Given instruction: Each line that holds the word "JSON" counts once; give the total number of such lines and nothing else.

Data section:
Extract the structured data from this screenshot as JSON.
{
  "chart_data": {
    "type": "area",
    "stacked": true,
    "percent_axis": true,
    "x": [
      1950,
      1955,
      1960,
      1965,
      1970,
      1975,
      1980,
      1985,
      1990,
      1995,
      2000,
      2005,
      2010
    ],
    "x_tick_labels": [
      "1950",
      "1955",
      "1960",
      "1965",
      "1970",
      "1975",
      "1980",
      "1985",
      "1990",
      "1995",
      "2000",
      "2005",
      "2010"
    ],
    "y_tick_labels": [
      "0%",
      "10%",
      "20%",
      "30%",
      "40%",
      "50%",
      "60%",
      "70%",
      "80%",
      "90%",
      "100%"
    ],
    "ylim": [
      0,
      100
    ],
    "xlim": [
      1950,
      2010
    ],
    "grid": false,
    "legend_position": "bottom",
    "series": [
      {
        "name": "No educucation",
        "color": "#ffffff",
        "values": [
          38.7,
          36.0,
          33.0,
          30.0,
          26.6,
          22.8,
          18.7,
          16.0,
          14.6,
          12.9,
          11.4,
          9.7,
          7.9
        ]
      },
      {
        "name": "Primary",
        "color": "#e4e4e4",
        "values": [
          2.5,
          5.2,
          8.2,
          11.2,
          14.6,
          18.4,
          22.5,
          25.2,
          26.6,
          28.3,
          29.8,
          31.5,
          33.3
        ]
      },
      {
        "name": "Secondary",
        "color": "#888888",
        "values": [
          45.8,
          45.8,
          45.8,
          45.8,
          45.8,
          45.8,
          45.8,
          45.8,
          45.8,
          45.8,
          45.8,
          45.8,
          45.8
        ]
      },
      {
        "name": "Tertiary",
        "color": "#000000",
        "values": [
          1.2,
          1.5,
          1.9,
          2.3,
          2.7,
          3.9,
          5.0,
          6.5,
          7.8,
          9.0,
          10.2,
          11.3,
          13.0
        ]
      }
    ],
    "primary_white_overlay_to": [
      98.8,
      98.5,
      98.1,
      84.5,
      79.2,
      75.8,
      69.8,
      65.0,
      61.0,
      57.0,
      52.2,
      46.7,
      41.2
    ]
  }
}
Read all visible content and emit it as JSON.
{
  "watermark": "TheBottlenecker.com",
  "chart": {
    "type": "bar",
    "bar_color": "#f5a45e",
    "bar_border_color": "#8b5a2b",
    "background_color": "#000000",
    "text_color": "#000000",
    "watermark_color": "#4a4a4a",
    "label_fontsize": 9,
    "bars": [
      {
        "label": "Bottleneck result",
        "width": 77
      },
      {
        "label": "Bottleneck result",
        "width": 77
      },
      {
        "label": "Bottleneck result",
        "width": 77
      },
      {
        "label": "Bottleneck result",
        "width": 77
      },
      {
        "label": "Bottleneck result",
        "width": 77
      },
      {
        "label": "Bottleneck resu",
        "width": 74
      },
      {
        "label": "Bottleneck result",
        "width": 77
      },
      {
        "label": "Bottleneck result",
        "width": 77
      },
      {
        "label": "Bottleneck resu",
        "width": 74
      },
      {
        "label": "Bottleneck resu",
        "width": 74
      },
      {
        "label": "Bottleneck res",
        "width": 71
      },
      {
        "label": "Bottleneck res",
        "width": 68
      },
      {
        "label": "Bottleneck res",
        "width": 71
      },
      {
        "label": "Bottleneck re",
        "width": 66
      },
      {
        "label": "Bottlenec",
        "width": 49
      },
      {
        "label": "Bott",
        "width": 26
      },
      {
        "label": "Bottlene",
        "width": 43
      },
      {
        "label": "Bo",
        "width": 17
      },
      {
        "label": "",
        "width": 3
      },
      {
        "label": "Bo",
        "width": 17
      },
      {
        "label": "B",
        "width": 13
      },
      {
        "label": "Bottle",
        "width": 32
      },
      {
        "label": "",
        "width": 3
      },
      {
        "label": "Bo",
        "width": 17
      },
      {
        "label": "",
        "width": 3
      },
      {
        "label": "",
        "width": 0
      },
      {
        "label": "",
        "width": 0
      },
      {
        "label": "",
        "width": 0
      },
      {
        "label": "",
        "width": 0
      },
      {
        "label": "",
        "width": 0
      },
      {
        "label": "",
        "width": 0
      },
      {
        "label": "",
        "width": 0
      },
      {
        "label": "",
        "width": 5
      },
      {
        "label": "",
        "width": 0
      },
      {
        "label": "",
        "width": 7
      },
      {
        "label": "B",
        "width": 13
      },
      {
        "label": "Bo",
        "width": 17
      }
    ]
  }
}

--

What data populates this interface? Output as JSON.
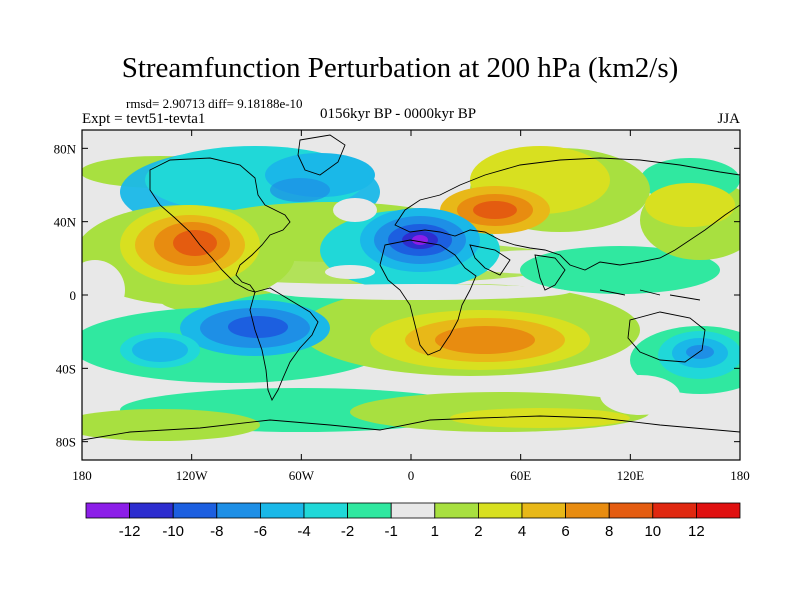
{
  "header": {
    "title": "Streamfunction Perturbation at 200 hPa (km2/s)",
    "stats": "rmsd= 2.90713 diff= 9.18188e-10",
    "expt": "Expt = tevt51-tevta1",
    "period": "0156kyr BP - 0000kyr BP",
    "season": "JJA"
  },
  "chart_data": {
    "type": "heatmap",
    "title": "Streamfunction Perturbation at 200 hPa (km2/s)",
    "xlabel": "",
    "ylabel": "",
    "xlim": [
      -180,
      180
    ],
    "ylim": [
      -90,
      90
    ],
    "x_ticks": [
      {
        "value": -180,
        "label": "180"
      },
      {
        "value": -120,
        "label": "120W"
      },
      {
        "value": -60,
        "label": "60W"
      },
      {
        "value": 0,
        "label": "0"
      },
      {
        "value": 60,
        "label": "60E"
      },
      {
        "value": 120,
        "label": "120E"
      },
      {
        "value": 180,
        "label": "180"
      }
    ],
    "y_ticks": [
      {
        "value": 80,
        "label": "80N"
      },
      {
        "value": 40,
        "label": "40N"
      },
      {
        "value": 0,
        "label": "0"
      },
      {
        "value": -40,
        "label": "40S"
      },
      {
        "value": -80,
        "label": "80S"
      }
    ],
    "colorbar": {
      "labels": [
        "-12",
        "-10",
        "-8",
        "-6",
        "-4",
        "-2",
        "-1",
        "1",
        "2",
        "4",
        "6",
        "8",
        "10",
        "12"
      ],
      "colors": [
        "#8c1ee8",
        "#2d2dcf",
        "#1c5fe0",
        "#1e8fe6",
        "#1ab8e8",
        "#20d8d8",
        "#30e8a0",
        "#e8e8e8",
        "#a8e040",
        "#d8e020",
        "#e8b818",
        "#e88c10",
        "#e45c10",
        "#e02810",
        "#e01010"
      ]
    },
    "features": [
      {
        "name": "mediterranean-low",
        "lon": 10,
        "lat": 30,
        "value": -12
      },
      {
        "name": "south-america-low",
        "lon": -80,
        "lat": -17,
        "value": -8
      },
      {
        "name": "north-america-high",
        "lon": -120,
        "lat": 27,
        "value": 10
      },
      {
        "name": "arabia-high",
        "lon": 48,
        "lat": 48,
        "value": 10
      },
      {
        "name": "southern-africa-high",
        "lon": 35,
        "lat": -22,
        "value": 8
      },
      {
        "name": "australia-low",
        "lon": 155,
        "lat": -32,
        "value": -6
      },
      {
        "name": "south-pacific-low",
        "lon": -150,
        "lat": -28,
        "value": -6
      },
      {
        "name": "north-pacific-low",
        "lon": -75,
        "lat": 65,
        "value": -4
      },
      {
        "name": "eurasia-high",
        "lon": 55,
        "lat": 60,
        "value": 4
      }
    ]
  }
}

...

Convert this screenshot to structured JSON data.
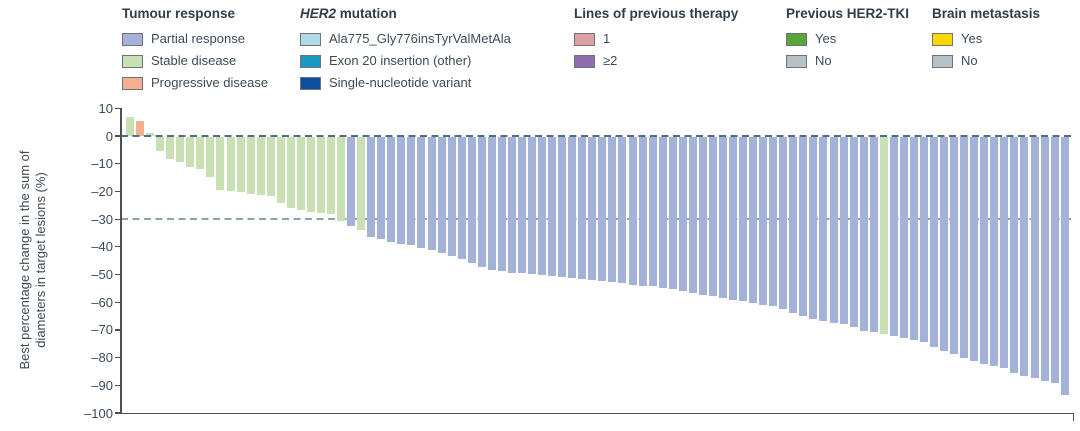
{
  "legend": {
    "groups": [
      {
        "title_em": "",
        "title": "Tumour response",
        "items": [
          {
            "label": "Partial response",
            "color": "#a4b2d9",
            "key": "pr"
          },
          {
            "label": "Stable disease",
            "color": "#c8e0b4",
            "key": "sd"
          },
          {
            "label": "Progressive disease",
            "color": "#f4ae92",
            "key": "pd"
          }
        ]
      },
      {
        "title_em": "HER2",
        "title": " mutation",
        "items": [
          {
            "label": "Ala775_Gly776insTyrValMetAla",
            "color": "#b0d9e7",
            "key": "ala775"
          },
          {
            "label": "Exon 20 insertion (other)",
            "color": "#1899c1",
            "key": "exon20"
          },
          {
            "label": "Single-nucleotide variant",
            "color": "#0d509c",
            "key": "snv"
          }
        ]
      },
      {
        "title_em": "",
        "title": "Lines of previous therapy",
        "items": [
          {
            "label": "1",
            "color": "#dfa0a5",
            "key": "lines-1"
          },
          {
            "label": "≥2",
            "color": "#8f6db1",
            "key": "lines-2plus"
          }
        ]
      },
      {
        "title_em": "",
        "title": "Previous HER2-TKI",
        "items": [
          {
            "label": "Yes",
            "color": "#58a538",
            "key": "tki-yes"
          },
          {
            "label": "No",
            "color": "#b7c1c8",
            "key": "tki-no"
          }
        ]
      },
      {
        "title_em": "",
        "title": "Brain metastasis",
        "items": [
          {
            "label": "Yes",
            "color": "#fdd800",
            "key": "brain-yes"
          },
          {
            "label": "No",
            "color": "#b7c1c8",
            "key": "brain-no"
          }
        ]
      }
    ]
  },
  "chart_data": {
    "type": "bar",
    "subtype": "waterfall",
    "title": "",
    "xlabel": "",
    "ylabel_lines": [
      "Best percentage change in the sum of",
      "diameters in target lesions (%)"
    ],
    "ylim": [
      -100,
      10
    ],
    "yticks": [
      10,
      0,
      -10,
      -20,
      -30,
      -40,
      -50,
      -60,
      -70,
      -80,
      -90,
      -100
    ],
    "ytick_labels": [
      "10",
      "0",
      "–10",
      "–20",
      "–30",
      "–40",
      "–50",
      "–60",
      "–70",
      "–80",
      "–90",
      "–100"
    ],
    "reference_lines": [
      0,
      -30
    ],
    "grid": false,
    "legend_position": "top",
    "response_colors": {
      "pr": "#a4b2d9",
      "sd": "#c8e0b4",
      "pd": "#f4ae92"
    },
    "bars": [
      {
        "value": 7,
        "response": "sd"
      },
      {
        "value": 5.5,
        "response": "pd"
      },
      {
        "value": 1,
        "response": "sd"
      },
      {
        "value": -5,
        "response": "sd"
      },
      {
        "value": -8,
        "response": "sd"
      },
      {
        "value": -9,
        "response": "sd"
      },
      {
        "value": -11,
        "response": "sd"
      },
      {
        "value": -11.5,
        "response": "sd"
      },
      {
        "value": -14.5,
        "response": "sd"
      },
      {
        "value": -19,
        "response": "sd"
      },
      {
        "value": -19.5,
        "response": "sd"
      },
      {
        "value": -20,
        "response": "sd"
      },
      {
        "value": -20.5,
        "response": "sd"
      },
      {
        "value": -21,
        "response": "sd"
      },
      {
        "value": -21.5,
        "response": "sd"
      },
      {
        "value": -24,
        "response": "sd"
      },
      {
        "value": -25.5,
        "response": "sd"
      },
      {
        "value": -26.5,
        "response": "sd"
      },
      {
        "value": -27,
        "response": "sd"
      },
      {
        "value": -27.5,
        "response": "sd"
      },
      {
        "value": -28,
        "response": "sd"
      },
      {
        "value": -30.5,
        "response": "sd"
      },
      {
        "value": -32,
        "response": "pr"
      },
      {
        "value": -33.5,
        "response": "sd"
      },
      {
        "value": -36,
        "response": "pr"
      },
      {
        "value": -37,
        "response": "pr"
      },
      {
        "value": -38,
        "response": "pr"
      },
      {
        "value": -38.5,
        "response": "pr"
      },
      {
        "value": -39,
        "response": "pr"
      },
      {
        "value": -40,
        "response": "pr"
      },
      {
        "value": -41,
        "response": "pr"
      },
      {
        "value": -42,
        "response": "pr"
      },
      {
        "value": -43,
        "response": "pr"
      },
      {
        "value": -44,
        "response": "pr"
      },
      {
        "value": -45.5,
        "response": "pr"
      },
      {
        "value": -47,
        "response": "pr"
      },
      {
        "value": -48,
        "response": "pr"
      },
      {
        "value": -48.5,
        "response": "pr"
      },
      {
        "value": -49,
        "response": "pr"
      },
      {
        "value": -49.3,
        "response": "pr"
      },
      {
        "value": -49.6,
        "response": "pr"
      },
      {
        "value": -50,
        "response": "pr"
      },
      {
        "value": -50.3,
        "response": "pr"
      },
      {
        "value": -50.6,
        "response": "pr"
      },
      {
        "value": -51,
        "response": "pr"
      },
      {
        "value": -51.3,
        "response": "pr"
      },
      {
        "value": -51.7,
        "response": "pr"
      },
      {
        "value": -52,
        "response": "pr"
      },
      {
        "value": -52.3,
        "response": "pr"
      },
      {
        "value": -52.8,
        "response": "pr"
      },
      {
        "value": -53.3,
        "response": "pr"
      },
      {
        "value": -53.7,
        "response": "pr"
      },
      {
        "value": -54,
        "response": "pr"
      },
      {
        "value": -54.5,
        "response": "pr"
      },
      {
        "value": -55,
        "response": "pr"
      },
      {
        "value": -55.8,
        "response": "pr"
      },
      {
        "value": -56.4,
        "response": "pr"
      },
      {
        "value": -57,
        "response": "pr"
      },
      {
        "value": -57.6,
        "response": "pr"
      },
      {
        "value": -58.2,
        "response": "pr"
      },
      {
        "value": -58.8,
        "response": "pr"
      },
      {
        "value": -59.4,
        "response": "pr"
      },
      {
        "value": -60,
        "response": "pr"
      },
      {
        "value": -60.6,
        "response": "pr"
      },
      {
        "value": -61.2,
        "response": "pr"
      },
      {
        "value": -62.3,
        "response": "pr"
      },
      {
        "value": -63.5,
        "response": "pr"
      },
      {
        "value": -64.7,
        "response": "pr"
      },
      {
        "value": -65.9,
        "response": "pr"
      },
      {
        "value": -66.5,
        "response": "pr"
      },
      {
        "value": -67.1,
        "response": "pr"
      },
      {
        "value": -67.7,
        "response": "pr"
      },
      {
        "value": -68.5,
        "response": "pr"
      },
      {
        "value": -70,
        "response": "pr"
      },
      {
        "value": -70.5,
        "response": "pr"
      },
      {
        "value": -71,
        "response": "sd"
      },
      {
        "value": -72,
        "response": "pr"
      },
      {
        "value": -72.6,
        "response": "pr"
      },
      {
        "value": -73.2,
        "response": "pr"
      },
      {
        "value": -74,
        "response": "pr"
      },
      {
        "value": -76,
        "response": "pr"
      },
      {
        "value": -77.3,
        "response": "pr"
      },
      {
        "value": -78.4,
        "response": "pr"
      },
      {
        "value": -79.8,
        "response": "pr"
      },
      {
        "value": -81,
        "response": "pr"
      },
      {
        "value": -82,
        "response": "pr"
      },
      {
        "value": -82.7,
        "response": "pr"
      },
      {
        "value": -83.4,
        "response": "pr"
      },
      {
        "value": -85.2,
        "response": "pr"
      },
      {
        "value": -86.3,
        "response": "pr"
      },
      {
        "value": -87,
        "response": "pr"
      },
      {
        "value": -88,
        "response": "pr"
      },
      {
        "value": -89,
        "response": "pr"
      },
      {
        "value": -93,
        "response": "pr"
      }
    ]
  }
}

Response for this exercise: 4